Recorded data:
— start —

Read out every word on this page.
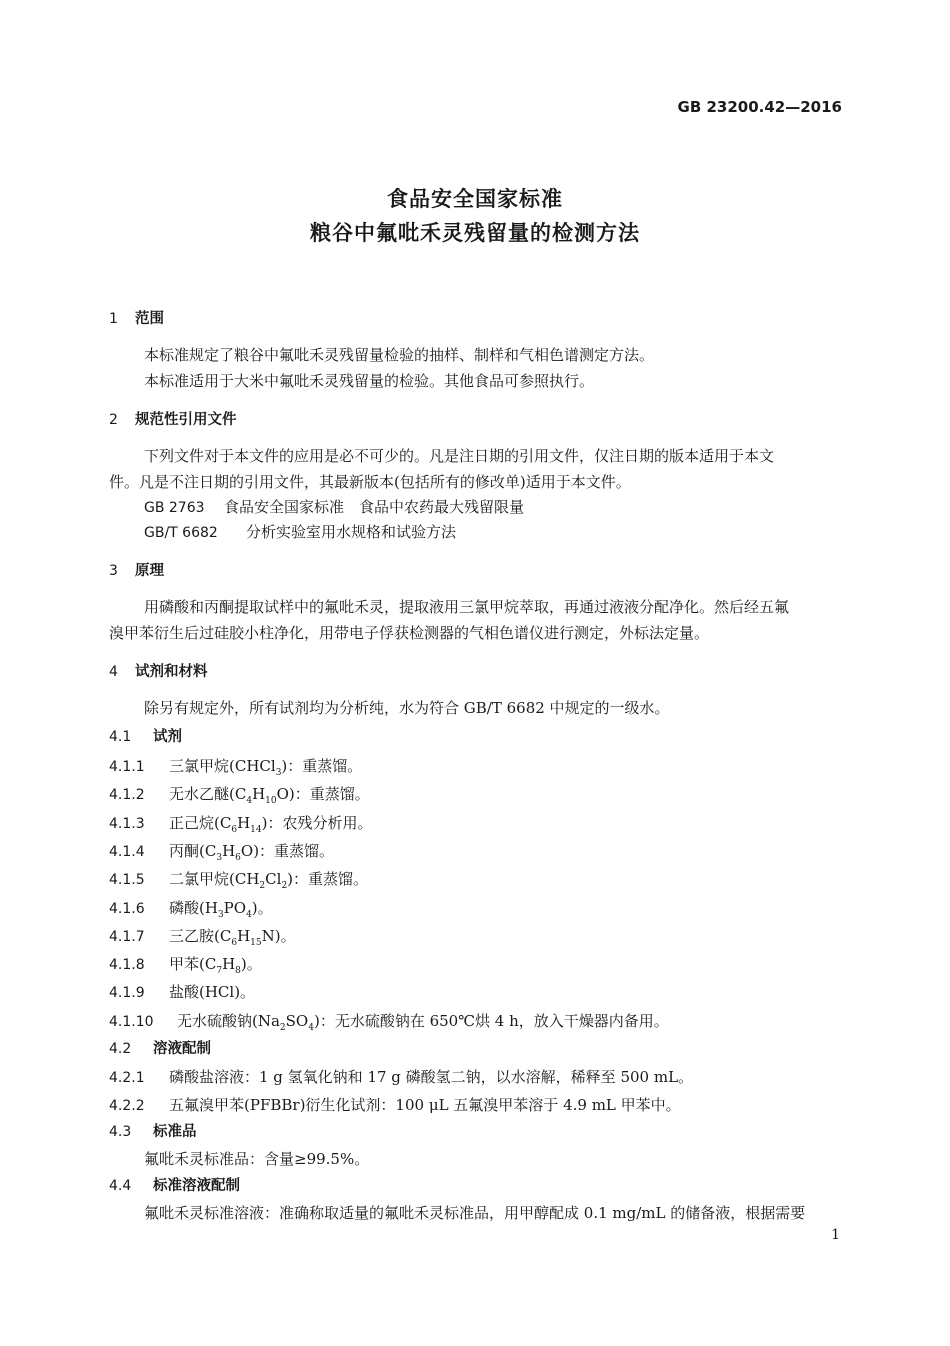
GB 23200.42—2016
食品安全国家标准
粮谷中氟吡禾灵残留量的检测方法
1 范围
本标准规定了粮谷中氟吡禾灵残留量检验的抽样、制样和气相色谱测定方法。
本标准适用于大米中氟吡禾灵残留量的检验。其他食品可参照执行。
2 规范性引用文件
下列文件对于本文件的应用是必不可少的。凡是注日期的引用文件，仅注日期的版本适用于本文
件。凡是不注日期的引用文件，其最新版本(包括所有的修改单)适用于本文件。
GB 2763 食品安全国家标准　食品中农药最大残留限量
GB/T 6682 分析实验室用水规格和试验方法
3 原理
用磷酸和丙酮提取试样中的氟吡禾灵，提取液用三氯甲烷萃取，再通过液液分配净化。然后经五氟
溴甲苯衍生后过硅胶小柱净化，用带电子俘获检测器的气相色谱仪进行测定，外标法定量。
4 试剂和材料
除另有规定外，所有试剂均为分析纯，水为符合 GB/T 6682 中规定的一级水。
4.1 试剂
4.1.1 三氯甲烷(CHCl$_3$)：重蒸馏。
4.1.2 无水乙醚$(C_4H_{10}O)$：重蒸馏。
4.1.3 正己烷$(C_6H_{14})$：农残分析用。
4.1.4 丙酮$(C_3H_6O)$：重蒸馏。
4.1.5 二氯甲烷$(CH_2Cl_2)$：重蒸馏。
4.1.6 磷酸$(H_3PO_4)$。
4.1.7 三乙胺$(C_6H_{15}N)$。
4.1.8 甲苯$(C_7H_8)$。
4.1.9 盐酸(HCl)。
4.1.10 无水硫酸钠$(Na_2SO_4)$：无水硫酸钠在 650℃烘 4 h，放入干燥器内备用。
4.2 溶液配制
4.2.1 磷酸盐溶液：1 g 氢氧化钠和 17 g 磷酸氢二钠，以水溶解，稀释至 500 mL。
4.2.2 五氟溴甲苯(PFBBr)衍生化试剂：100 μL 五氟溴甲苯溶于 4.9 mL 甲苯中。
4.3 标准品
氟吡禾灵标准品：含量≥99.5%。
4.4 标准溶液配制
氟吡禾灵标准溶液：准确称取适量的氟吡禾灵标准品，用甲醇配成 0.1 mg/mL 的储备液，根据需要
1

— end —

◆ EXERCISE: Search the data for the string "食品安全国家标准" and copy each line where it appears.

◆ EXERCISE RESPONSE:
食品安全国家标准
GB 2763 食品安全国家标准　食品中农药最大残留限量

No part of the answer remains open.